-- start of Materials provided --

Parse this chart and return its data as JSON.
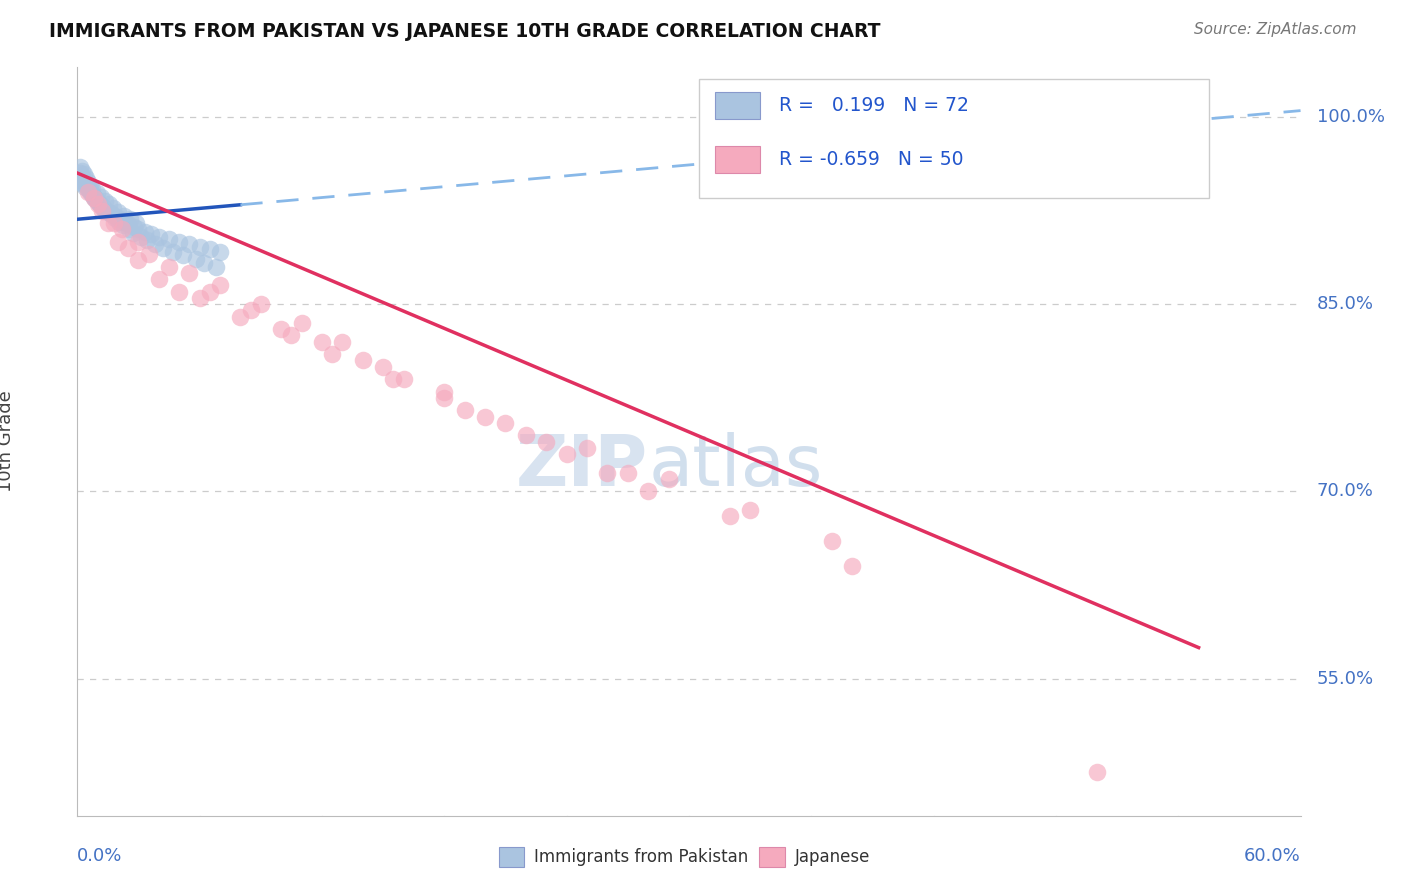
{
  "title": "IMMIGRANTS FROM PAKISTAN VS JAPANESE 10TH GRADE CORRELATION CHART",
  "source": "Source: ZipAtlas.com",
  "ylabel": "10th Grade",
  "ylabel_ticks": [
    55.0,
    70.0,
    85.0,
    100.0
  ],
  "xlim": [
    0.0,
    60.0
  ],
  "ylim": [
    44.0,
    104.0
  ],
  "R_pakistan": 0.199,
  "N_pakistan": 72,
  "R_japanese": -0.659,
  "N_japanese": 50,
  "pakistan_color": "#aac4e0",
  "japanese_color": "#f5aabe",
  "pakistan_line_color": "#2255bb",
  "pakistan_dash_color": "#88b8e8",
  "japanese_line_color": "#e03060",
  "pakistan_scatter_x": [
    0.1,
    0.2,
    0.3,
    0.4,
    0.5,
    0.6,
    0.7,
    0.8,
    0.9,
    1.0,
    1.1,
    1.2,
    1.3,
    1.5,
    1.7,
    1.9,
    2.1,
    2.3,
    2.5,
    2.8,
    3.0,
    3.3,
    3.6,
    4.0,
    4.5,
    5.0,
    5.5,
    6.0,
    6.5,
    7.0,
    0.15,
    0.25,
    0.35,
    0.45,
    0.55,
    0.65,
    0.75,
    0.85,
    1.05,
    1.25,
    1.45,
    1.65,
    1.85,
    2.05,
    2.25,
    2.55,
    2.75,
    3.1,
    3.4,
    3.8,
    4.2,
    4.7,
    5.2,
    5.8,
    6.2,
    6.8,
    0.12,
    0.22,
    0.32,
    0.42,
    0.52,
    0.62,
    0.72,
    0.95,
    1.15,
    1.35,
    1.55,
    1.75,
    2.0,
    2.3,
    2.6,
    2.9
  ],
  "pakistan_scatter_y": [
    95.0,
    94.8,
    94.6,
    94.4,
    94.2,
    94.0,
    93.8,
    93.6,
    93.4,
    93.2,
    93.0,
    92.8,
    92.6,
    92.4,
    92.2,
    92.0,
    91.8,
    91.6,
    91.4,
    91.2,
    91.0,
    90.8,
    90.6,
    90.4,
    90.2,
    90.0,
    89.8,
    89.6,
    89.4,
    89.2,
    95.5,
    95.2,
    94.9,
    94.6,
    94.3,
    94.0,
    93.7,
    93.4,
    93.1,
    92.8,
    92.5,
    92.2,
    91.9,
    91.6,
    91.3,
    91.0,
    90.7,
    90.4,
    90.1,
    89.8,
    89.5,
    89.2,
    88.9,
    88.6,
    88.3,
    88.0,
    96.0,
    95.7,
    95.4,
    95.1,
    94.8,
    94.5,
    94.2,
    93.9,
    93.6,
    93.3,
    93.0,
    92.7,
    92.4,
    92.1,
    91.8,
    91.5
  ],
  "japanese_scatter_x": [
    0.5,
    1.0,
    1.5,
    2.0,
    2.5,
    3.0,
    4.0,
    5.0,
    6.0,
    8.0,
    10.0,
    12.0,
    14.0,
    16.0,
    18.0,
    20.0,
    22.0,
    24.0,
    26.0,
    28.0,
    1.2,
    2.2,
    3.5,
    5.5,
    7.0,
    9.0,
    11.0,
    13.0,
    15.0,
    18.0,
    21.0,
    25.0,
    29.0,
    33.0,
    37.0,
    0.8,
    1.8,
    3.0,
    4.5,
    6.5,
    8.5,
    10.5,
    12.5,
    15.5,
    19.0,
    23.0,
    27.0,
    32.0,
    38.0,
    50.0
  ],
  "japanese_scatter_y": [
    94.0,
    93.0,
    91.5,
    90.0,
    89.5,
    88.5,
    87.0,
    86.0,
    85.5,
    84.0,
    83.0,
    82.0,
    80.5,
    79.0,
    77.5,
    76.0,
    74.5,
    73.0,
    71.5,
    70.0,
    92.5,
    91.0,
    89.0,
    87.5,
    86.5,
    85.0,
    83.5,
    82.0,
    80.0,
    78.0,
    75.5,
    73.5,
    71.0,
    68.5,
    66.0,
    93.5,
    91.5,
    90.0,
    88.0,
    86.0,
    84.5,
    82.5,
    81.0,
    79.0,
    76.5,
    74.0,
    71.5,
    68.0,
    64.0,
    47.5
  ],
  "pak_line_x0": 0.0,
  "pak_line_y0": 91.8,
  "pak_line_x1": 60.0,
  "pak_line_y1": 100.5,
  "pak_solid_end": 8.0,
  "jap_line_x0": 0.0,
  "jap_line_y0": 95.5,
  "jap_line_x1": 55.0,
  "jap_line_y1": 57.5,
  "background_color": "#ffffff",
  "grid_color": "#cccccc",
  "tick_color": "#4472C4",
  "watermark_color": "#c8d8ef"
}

-- end of Materials provided --
-- start of Materials provided --

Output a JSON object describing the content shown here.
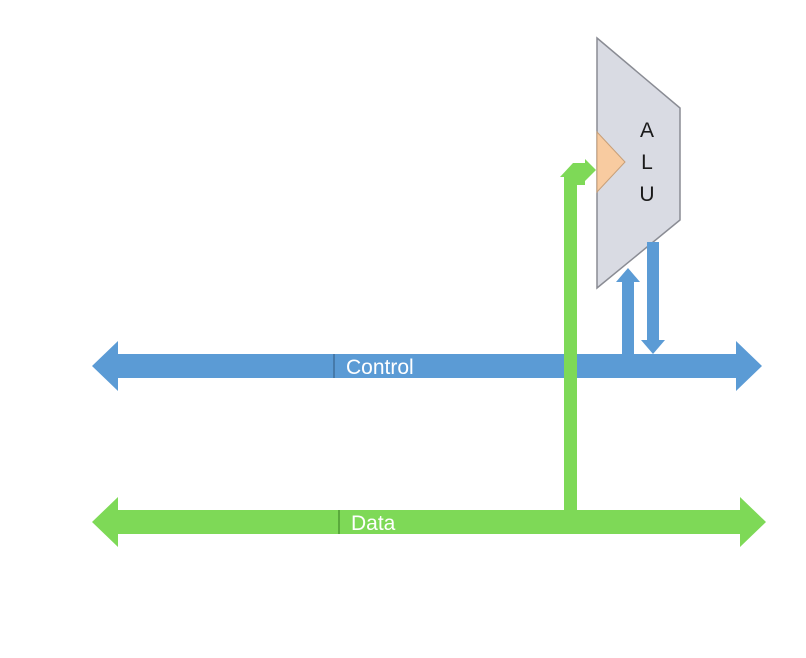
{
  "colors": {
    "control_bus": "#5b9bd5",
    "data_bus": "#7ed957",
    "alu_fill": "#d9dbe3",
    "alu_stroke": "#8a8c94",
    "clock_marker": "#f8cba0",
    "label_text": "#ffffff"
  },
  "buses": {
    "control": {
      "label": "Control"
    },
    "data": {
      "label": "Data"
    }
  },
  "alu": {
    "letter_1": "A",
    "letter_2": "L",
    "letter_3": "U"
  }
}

-- end of Materials provided --

Stated goal:
Copy all lines above containing the string "ffffff".

Written solution:
  "background_color": "#ffffff",
    "label_text": "#ffffff"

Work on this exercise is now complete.